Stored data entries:
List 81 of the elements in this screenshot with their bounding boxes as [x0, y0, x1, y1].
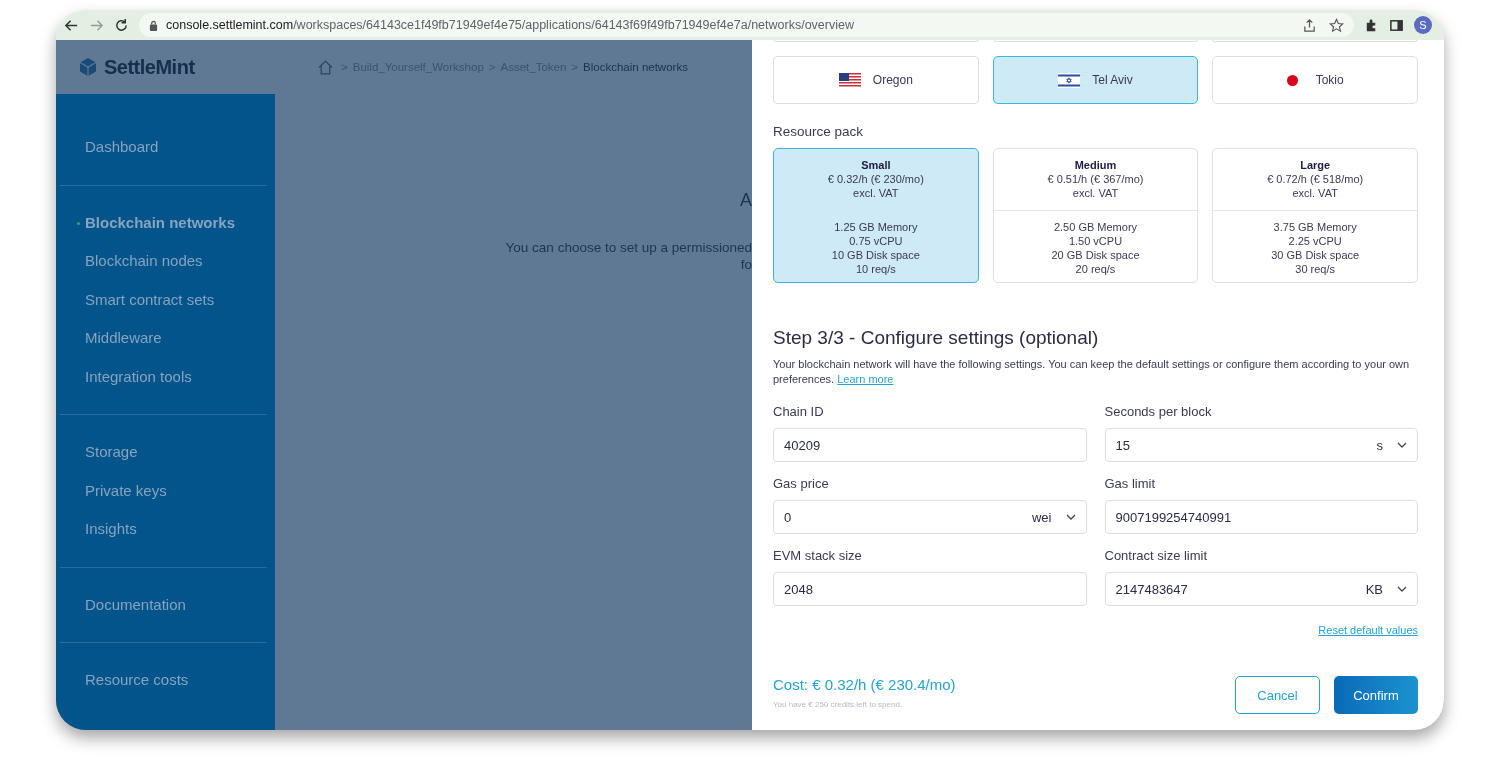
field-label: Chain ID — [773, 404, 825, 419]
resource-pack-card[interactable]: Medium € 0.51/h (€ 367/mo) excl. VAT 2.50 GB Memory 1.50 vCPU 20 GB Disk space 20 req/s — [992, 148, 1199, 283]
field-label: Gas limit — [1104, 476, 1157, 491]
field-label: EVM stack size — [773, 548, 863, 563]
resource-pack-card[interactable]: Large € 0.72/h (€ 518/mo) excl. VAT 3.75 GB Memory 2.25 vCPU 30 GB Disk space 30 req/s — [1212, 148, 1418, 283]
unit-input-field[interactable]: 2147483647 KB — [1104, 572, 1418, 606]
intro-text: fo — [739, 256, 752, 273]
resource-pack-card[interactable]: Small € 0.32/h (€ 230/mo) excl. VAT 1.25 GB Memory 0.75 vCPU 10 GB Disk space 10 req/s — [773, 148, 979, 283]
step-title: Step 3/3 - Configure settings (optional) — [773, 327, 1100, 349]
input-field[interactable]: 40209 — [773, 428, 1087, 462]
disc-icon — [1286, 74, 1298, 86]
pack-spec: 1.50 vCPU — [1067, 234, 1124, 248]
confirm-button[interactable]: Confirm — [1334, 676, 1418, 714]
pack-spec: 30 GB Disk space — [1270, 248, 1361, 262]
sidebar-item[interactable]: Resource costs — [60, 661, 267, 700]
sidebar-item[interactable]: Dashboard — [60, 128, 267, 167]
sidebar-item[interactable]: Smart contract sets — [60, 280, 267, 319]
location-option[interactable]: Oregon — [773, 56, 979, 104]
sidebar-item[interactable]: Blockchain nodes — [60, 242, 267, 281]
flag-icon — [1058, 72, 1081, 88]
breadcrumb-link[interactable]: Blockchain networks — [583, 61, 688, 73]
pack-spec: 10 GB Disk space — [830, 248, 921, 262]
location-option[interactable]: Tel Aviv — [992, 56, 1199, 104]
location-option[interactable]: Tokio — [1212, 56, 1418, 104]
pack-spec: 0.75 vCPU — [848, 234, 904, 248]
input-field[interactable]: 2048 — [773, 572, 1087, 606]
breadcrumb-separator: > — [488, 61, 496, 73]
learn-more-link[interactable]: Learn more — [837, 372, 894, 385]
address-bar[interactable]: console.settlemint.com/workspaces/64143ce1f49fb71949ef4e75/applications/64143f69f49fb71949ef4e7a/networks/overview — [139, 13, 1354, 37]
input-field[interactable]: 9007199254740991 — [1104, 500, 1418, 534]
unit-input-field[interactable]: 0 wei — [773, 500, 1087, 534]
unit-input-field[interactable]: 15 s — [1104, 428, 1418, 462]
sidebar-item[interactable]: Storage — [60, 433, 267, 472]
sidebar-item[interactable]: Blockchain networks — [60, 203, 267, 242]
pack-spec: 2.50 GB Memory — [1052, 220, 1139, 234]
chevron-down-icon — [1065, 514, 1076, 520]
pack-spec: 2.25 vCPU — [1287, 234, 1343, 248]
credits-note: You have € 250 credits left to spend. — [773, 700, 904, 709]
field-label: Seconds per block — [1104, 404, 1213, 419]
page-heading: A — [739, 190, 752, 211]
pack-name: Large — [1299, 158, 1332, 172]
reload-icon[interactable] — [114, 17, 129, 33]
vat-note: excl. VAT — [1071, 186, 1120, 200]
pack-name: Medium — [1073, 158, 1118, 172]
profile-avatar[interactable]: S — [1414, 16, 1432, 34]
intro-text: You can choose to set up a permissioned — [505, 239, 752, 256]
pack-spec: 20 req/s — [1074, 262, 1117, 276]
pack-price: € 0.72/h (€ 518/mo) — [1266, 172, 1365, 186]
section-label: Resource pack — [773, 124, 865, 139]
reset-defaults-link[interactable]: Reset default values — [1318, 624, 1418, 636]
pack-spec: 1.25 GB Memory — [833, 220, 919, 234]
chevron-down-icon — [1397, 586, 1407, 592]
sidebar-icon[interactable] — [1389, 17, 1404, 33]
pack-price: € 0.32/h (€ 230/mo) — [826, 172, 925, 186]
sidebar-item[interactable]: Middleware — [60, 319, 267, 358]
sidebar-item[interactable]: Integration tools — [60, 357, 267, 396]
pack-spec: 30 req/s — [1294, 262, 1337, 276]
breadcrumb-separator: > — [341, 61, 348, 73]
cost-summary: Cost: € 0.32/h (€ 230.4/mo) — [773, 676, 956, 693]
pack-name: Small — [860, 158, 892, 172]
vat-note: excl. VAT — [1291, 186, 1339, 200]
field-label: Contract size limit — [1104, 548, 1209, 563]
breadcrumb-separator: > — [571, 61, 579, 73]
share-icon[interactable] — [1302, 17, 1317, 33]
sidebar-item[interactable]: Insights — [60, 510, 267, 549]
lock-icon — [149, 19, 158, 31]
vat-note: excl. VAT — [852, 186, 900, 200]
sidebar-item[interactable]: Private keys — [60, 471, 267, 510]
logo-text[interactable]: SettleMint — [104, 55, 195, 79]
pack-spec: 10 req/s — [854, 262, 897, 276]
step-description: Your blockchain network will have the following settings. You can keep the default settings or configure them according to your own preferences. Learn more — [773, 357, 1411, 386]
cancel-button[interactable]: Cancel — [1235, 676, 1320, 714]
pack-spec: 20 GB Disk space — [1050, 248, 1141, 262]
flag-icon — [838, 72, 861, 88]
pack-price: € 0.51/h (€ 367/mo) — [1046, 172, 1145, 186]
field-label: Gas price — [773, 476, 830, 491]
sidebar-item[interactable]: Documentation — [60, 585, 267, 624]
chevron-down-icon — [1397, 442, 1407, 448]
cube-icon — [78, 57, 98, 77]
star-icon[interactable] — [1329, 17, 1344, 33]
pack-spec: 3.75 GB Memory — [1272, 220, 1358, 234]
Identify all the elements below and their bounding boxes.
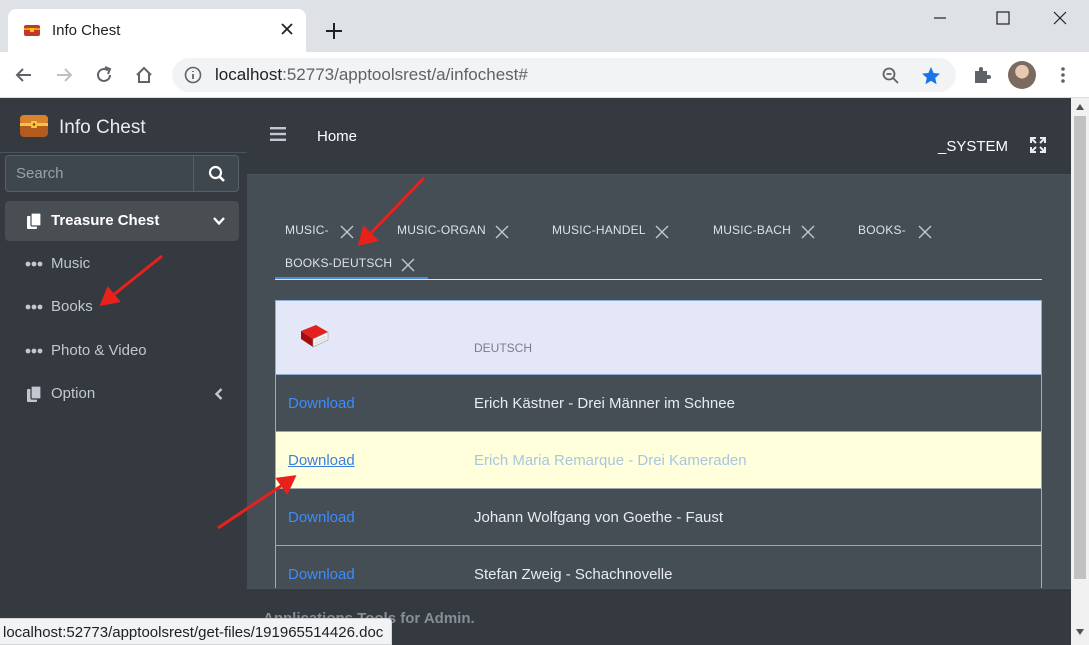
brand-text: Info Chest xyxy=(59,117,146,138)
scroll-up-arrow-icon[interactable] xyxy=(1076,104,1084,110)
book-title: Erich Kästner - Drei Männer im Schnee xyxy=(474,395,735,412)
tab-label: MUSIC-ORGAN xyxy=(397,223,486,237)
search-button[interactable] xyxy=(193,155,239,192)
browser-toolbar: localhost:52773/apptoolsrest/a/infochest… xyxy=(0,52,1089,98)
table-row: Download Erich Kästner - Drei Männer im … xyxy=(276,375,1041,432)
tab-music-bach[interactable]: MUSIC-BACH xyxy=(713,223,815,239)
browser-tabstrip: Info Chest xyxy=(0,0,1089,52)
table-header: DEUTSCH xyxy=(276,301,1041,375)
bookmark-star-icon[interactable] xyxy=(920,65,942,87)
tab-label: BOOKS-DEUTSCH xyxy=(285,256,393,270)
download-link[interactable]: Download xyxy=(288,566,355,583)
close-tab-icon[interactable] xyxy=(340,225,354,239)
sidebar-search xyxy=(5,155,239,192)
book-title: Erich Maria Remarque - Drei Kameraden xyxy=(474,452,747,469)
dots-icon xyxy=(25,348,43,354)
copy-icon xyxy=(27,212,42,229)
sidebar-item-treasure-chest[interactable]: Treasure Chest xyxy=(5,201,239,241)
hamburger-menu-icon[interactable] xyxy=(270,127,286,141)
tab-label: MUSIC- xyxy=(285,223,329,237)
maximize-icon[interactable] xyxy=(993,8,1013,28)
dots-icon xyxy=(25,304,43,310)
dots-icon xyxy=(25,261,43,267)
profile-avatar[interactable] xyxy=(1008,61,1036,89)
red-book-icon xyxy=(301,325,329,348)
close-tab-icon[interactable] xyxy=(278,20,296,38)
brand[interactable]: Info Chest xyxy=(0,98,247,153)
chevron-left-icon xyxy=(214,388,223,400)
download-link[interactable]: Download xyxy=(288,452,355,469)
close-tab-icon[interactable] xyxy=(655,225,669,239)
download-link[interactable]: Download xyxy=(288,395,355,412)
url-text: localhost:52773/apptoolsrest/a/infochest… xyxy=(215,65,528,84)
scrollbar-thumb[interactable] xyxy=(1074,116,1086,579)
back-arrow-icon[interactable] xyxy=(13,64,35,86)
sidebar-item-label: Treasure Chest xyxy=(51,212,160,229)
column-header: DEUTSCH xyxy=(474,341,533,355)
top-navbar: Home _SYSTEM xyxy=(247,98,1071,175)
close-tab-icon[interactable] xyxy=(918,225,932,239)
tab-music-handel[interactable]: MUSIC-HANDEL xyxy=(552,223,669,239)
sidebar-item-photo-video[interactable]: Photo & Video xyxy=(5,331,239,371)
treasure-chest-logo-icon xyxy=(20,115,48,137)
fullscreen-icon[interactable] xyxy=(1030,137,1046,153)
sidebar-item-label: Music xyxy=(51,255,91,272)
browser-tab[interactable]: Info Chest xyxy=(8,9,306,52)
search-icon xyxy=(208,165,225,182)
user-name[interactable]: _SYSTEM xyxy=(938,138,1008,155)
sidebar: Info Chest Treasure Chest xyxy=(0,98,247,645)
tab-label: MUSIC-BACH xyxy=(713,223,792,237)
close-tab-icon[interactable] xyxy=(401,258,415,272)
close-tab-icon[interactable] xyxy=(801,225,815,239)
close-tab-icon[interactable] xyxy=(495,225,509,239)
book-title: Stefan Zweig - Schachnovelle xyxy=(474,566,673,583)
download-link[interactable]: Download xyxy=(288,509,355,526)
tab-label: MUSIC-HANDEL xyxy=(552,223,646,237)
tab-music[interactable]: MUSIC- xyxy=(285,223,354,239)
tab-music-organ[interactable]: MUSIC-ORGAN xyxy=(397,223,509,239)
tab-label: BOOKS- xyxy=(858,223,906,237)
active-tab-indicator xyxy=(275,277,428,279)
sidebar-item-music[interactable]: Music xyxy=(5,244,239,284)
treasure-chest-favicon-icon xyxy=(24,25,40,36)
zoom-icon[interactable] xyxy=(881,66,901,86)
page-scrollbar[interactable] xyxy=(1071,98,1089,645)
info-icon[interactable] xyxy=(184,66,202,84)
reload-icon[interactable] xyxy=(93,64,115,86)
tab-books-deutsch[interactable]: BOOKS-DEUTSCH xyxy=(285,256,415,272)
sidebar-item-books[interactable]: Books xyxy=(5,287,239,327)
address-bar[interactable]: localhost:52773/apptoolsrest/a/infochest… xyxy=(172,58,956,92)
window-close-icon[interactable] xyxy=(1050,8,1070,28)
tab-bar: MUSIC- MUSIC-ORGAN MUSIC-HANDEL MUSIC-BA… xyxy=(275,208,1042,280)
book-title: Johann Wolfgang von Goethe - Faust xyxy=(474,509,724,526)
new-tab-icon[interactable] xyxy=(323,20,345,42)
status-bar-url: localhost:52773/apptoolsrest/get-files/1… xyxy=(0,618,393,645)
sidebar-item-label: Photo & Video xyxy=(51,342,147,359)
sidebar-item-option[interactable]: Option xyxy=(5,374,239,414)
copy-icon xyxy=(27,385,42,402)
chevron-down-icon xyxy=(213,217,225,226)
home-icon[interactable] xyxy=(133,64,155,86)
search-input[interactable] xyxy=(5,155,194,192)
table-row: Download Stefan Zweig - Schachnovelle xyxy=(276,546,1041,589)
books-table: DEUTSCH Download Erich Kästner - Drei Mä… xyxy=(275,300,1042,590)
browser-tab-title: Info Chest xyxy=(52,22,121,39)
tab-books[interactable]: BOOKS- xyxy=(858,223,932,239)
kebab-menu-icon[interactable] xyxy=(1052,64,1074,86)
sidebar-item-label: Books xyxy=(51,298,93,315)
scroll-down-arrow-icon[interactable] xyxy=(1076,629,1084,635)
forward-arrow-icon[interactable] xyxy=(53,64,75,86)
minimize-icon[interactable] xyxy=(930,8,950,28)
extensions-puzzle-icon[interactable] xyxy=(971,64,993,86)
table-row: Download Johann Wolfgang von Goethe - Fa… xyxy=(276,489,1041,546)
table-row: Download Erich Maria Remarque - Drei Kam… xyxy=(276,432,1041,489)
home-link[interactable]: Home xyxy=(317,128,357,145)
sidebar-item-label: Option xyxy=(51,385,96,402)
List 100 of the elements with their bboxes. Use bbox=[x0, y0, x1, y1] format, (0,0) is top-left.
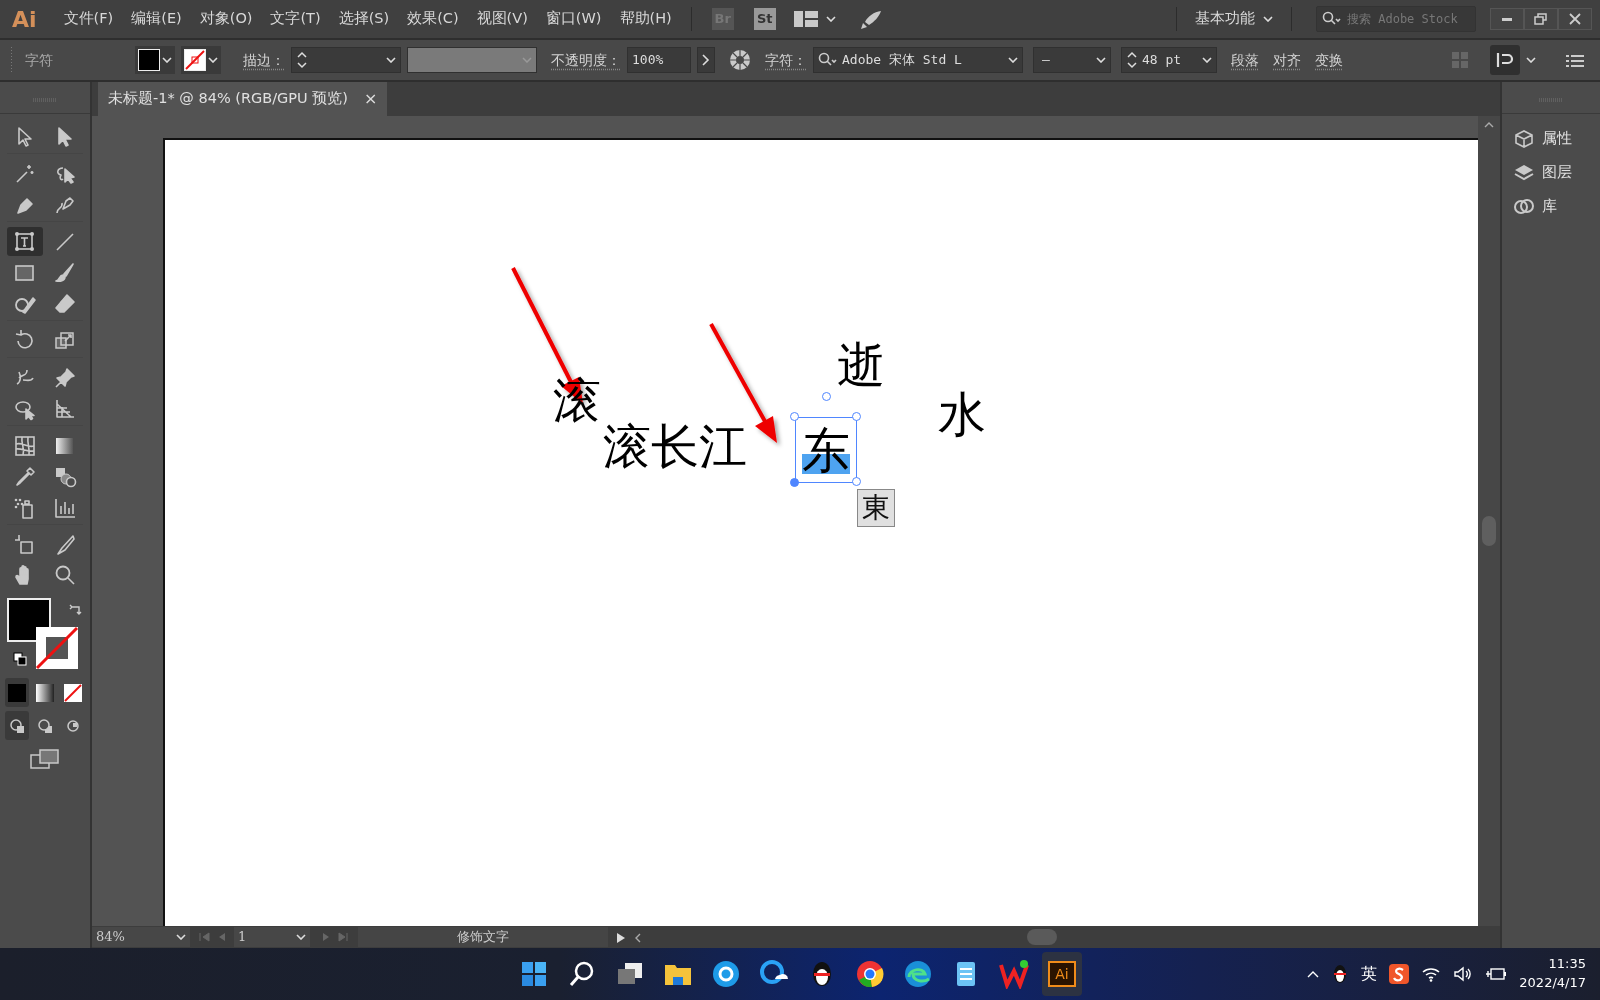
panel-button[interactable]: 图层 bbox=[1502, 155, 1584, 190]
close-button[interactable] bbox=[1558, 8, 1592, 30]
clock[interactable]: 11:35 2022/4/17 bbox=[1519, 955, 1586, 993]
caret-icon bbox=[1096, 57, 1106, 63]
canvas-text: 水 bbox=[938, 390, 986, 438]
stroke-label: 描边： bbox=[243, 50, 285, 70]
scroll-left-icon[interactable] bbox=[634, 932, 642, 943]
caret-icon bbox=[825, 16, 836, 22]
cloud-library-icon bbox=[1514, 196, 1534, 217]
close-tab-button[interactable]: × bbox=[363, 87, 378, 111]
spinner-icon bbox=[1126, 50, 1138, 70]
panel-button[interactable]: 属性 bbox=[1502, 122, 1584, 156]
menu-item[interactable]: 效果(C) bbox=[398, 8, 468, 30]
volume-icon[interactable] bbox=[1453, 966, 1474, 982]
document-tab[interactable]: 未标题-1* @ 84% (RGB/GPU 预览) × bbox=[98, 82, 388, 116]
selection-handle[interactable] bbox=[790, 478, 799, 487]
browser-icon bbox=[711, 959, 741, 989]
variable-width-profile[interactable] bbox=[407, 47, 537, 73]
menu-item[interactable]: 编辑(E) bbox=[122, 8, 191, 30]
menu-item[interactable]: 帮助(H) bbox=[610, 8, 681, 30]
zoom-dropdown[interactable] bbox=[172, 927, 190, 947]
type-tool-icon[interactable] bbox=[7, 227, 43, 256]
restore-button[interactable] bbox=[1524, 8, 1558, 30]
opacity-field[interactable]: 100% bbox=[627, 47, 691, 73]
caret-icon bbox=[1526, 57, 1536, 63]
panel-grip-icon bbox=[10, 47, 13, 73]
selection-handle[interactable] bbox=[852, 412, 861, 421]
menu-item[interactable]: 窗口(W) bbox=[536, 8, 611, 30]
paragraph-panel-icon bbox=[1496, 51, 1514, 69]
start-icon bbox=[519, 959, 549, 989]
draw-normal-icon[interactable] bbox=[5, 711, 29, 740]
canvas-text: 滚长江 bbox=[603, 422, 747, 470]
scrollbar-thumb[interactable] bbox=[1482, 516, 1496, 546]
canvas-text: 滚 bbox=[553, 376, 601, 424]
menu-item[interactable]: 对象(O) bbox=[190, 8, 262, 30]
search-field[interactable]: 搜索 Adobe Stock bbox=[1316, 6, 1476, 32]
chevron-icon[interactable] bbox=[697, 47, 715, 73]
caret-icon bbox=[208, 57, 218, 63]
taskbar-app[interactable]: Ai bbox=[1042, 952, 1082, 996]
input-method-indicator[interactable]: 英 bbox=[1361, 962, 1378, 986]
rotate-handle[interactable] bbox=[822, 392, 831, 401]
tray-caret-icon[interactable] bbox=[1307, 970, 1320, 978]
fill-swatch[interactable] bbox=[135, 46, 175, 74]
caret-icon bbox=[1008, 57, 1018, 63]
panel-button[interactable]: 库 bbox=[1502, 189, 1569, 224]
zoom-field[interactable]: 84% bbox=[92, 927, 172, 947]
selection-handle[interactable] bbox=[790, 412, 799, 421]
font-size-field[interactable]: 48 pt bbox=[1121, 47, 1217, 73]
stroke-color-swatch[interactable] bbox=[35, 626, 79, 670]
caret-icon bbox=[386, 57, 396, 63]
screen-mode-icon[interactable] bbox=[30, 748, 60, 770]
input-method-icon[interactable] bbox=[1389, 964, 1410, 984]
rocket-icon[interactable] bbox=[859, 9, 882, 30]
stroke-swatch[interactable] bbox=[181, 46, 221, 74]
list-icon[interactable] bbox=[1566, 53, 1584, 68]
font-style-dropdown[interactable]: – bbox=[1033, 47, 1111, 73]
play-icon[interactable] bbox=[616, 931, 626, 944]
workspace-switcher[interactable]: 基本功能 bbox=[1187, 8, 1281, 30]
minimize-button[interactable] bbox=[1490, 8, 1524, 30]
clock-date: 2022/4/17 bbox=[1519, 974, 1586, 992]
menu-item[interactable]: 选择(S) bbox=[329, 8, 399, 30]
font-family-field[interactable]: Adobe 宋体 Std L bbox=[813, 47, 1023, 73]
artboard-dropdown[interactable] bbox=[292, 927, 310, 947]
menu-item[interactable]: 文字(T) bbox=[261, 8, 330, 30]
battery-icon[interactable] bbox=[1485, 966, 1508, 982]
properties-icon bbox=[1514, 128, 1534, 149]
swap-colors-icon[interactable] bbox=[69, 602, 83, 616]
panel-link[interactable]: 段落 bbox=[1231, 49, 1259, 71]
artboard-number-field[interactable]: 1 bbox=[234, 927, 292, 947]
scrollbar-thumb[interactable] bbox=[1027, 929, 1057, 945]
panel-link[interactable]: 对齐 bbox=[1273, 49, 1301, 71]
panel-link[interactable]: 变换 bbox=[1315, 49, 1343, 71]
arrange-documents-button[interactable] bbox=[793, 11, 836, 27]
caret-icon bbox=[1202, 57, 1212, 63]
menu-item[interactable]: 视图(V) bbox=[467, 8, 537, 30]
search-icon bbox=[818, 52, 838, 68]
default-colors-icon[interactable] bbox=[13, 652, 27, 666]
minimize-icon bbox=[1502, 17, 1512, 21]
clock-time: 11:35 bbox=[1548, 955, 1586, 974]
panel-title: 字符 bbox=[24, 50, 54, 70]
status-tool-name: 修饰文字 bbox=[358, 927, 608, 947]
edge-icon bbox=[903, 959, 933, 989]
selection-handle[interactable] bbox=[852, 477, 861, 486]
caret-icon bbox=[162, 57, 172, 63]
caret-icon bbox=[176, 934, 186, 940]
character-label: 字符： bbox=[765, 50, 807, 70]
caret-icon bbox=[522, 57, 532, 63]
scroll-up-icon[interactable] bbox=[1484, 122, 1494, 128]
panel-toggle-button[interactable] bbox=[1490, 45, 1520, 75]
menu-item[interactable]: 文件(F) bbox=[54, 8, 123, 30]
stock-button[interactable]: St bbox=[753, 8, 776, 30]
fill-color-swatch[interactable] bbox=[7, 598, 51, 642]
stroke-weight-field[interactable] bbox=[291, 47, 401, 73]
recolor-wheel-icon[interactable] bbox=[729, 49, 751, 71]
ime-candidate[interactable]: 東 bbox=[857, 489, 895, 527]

» **SET EXERCISE**
Extract verbatim from the data above the lines running from the line containing "panel-button[interactable]: 图层 bbox=[1502, 155, 1584, 190]" to the line containing "caret-icon bbox=[1096, 57, 1106, 63]", including both of those lines.

» **RESPONSE TO THIS TASK**
panel-button[interactable]: 图层 bbox=[1502, 155, 1584, 190]
close-button[interactable] bbox=[1558, 8, 1592, 30]
clock[interactable]: 11:35 2022/4/17 bbox=[1519, 955, 1586, 993]
caret-icon bbox=[1096, 57, 1106, 63]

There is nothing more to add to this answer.